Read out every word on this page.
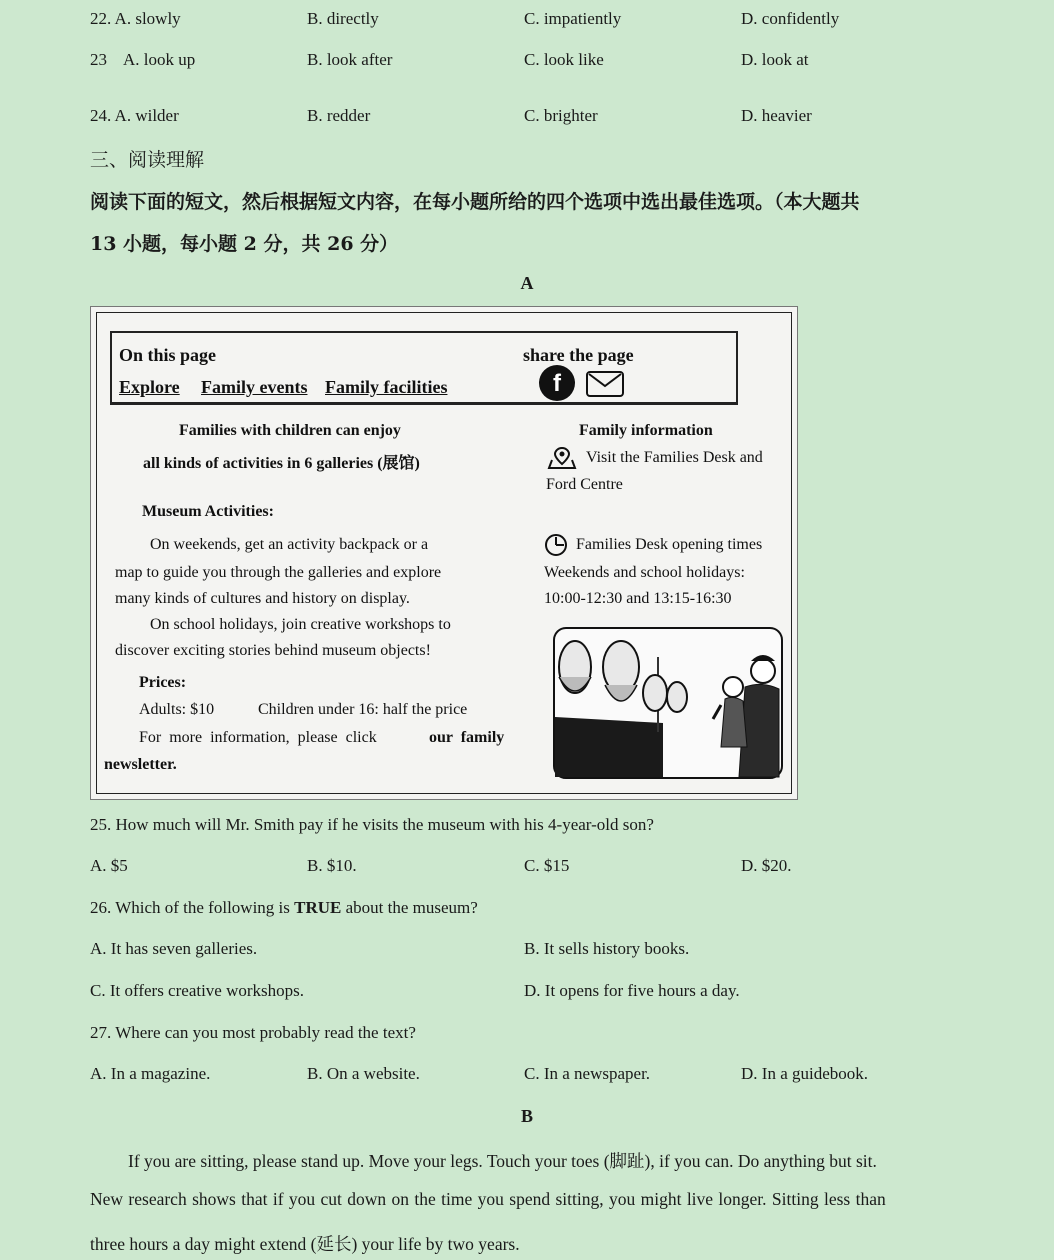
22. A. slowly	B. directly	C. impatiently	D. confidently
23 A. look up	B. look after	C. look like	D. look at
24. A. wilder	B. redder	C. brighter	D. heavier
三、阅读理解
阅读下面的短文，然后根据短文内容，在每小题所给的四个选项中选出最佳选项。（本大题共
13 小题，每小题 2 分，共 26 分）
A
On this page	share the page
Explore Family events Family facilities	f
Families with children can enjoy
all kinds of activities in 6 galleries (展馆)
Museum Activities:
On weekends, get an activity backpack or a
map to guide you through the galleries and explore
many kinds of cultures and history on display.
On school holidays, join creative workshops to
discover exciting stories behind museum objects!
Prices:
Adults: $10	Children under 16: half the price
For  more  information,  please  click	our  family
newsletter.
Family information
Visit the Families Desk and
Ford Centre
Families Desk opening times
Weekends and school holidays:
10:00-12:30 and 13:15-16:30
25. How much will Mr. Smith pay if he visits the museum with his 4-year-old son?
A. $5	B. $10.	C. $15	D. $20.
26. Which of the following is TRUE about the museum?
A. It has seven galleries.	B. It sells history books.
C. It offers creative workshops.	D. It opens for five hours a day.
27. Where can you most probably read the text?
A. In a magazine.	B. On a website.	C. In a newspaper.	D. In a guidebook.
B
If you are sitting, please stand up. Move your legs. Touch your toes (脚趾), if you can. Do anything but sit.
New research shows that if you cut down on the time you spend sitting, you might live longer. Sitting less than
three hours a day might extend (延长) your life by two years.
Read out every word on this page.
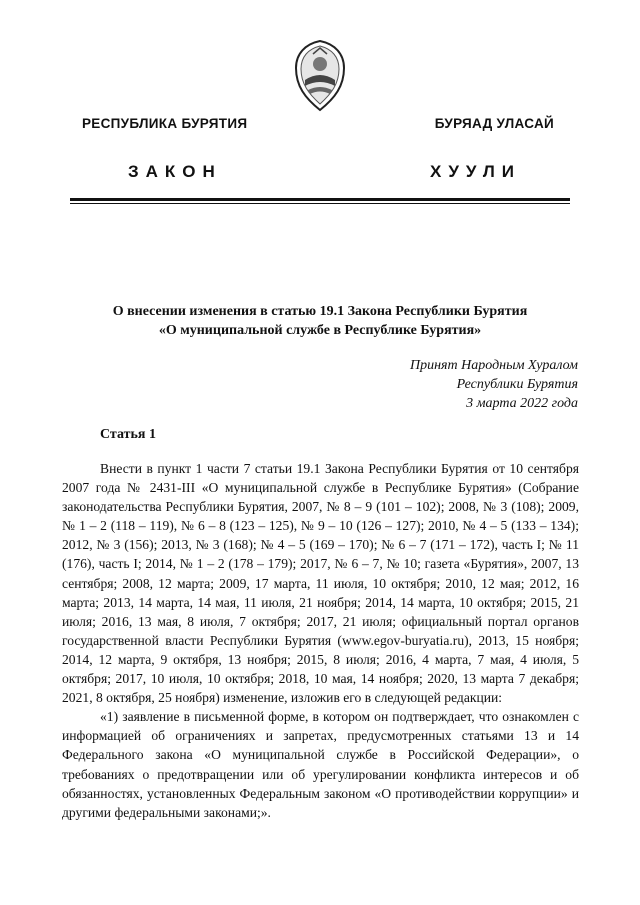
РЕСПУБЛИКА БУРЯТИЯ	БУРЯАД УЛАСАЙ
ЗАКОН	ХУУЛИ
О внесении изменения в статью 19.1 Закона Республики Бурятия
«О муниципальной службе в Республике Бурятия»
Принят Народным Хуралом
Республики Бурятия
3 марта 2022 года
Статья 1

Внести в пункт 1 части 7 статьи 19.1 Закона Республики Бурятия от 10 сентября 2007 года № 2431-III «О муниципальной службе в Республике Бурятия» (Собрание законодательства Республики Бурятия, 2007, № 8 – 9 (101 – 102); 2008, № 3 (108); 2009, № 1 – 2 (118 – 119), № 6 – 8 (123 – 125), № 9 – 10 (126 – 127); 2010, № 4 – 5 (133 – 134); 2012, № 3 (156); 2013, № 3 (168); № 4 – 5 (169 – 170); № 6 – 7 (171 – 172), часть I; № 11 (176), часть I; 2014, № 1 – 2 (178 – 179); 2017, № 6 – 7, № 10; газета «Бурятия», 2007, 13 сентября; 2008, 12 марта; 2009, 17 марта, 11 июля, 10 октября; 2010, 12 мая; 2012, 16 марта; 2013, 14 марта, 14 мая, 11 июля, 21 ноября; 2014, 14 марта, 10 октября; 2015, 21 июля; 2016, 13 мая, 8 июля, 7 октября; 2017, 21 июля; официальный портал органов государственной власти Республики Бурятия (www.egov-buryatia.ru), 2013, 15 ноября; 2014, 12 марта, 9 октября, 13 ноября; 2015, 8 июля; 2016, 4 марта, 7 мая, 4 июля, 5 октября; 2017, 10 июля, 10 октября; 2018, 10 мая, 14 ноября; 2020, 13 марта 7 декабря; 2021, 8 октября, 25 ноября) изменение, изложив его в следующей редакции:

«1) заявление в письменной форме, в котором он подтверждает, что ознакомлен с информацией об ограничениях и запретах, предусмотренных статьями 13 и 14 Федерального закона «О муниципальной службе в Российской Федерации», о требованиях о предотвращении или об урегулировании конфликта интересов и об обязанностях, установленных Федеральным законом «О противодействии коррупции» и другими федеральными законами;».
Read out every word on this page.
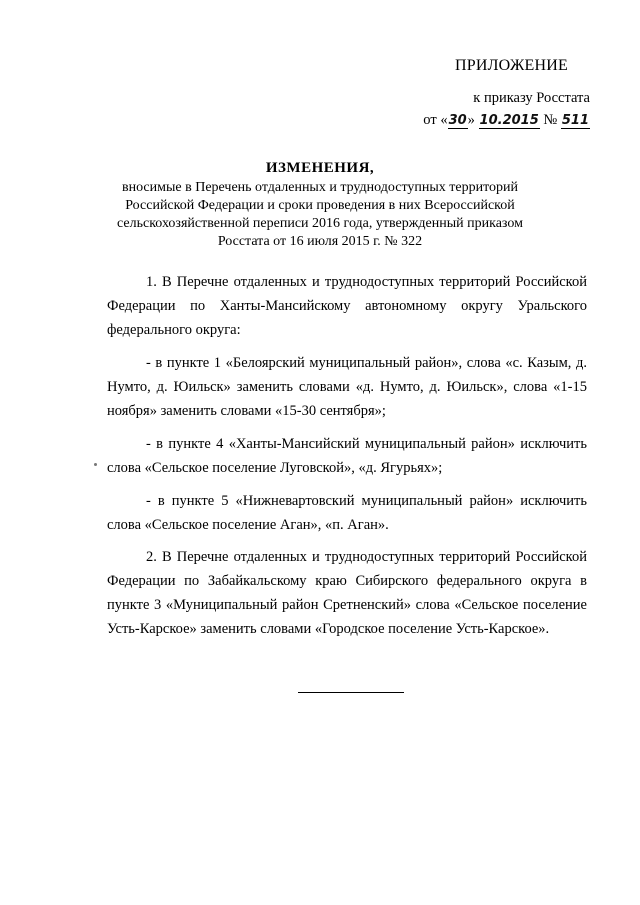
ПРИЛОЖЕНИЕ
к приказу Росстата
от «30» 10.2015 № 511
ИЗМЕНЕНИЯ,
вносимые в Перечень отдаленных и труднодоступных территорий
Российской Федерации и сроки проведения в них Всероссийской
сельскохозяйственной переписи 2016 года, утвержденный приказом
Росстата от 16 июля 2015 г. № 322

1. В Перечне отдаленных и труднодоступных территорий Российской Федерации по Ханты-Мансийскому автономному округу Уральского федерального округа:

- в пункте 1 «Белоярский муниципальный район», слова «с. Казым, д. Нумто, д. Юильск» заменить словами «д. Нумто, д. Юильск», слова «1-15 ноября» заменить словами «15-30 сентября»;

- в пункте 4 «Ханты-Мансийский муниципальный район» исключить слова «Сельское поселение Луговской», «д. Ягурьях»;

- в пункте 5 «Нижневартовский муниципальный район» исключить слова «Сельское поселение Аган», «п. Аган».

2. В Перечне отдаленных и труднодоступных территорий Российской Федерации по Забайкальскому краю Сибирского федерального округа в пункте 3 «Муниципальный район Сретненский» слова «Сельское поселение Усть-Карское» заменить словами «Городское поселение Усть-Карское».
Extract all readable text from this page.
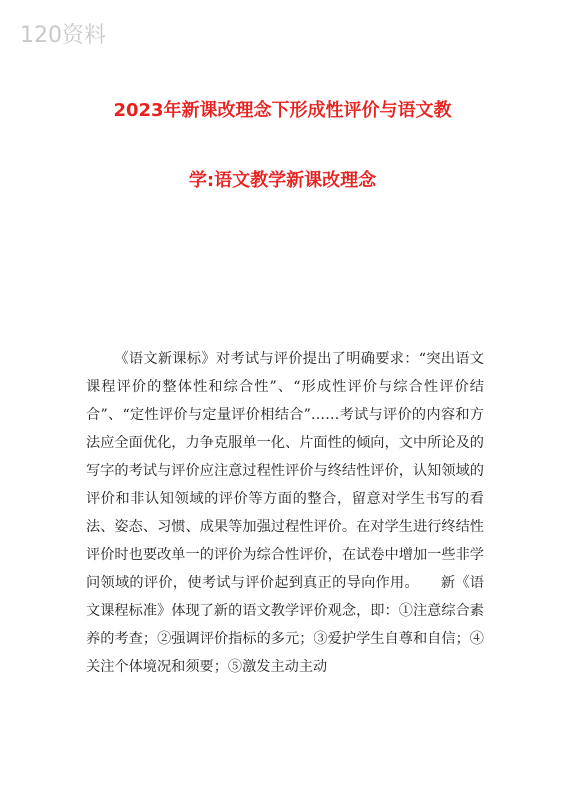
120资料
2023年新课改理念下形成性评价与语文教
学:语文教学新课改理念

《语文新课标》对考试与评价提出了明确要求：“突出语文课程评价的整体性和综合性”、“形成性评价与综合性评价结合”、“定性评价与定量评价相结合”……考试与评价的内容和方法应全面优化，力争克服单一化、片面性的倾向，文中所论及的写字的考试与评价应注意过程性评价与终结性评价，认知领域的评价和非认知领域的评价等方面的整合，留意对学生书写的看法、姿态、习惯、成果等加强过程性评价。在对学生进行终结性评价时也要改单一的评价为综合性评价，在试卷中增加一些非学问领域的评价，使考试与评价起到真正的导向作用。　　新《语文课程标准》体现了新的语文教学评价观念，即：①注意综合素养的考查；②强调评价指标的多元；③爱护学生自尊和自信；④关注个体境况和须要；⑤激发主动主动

☆ ☆ ☆ ☆ ☆ ☆ ☆

→ **TASK**
Above are records with pictures; repeat the records exactly and leave the pictures out.

→ **THE REPLY**
Read out every word on this page.
22. A. slowly	B. directly	C. impatiently	D. confidently
23 A. look up	B. look after	C. look like	D. look at
24. A. wilder	B. redder	C. brighter	D. heavier
三、阅读理解
阅读下面的短文，然后根据短文内容，在每小题所给的四个选项中选出最佳选项。（本大题共
13 小题，每小题 2 分，共 26 分）
A
On this page	share the page
Explore Family events Family facilities	f
Families with children can enjoy
all kinds of activities in 6 galleries (展馆)
Museum Activities:
On weekends, get an activity backpack or a
map to guide you through the galleries and explore
many kinds of cultures and history on display.
On school holidays, join creative workshops to
discover exciting stories behind museum objects!
Prices:
Adults: $10	Children under 16: half the price
For  more  information,  please  click	our  family
newsletter.
Family information
Visit the Families Desk and
Ford Centre
Families Desk opening times
Weekends and school holidays:
10:00-12:30 and 13:15-16:30
25. How much will Mr. Smith pay if he visits the museum with his 4-year-old son?
A. $5	B. $10.	C. $15	D. $20.
26. Which of the following is TRUE about the museum?
A. It has seven galleries.	B. It sells history books.
C. It offers creative workshops.	D. It opens for five hours a day.
27. Where can you most probably read the text?
A. In a magazine.	B. On a website.	C. In a newspaper.	D. In a guidebook.
B
If you are sitting, please stand up. Move your legs. Touch your toes (脚趾), if you can. Do anything but sit.
New research shows that if you cut down on the time you spend sitting, you might live longer. Sitting less than
three hours a day might extend (延长) your life by two years.
Read out every word on this page.
РЕСПУБЛИКА БУРЯТИЯ	БУРЯАД УЛАСАЙ
ЗАКОН	ХУУЛИ
О внесении изменения в статью 19.1 Закона Республики Бурятия
«О муниципальной службе в Республике Бурятия»
Принят Народным Хуралом
Республики Бурятия
3 марта 2022 года
Статья 1

Внести в пункт 1 части 7 статьи 19.1 Закона Республики Бурятия от 10 сентября 2007 года № 2431-III «О муниципальной службе в Республике Бурятия» (Собрание законодательства Республики Бурятия, 2007, № 8 – 9 (101 – 102); 2008, № 3 (108); 2009, № 1 – 2 (118 – 119), № 6 – 8 (123 – 125), № 9 – 10 (126 – 127); 2010, № 4 – 5 (133 – 134); 2012, № 3 (156); 2013, № 3 (168); № 4 – 5 (169 – 170); № 6 – 7 (171 – 172), часть I; № 11 (176), часть I; 2014, № 1 – 2 (178 – 179); 2017, № 6 – 7, № 10; газета «Бурятия», 2007, 13 сентября; 2008, 12 марта; 2009, 17 марта, 11 июля, 10 октября; 2010, 12 мая; 2012, 16 марта; 2013, 14 марта, 14 мая, 11 июля, 21 ноября; 2014, 14 марта, 10 октября; 2015, 21 июля; 2016, 13 мая, 8 июля, 7 октября; 2017, 21 июля; официальный портал органов государственной власти Республики Бурятия (www.egov-buryatia.ru), 2013, 15 ноября; 2014, 12 марта, 9 октября, 13 ноября; 2015, 8 июля; 2016, 4 марта, 7 мая, 4 июля, 5 октября; 2017, 10 июля, 10 октября; 2018, 10 мая, 14 ноября; 2020, 13 марта 7 декабря; 2021, 8 октября, 25 ноября) изменение, изложив его в следующей редакции:

«1) заявление в письменной форме, в котором он подтверждает, что ознакомлен с информацией об ограничениях и запретах, предусмотренных статьями 13 и 14 Федерального закона «О муниципальной службе в Российской Федерации», о требованиях о предотвращении или об урегулировании конфликта интересов и об обязанностях, установленных Федеральным законом «О противодействии коррупции» и другими федеральными законами;».
Read out every word on this page.
ПРИЛОЖЕНИЕ
к приказу Росстата
от «30» 10.2015 № 511
ИЗМЕНЕНИЯ,
вносимые в Перечень отдаленных и труднодоступных территорий
Российской Федерации и сроки проведения в них Всероссийской
сельскохозяйственной переписи 2016 года, утвержденный приказом
Росстата от 16 июля 2015 г. № 322

1. В Перечне отдаленных и труднодоступных территорий Российской Федерации по Ханты-Мансийскому автономному округу Уральского федерального округа:

- в пункте 1 «Белоярский муниципальный район», слова «с. Казым, д. Нумто, д. Юильск» заменить словами «д. Нумто, д. Юильск», слова «1-15 ноября» заменить словами «15-30 сентября»;

- в пункте 4 «Ханты-Мансийский муниципальный район» исключить слова «Сельское поселение Луговской», «д. Ягурьях»;

- в пункте 5 «Нижневартовский муниципальный район» исключить слова «Сельское поселение Аган», «п. Аган».

2. В Перечне отдаленных и труднодоступных территорий Российской Федерации по Забайкальскому краю Сибирского федерального округа в пункте 3 «Муниципальный район Сретненский» слова «Сельское поселение Усть-Карское» заменить словами «Городское поселение Усть-Карское».
Extract all readable text from this page.
120资料
2023年新课改理念下形成性评价与语文教
学:语文教学新课改理念

《语文新课标》对考试与评价提出了明确要求：“突出语文课程评价的整体性和综合性”、“形成性评价与综合性评价结合”、“定性评价与定量评价相结合”……考试与评价的内容和方法应全面优化，力争克服单一化、片面性的倾向，文中所论及的写字的考试与评价应注意过程性评价与终结性评价，认知领域的评价和非认知领域的评价等方面的整合，留意对学生书写的看法、姿态、习惯、成果等加强过程性评价。在对学生进行终结性评价时也要改单一的评价为综合性评价，在试卷中增加一些非学问领域的评价，使考试与评价起到真正的导向作用。　　新《语文课程标准》体现了新的语文教学评价观念，即：①注意综合素养的考查；②强调评价指标的多元；③爱护学生自尊和自信；④关注个体境况和须要；⑤激发主动主动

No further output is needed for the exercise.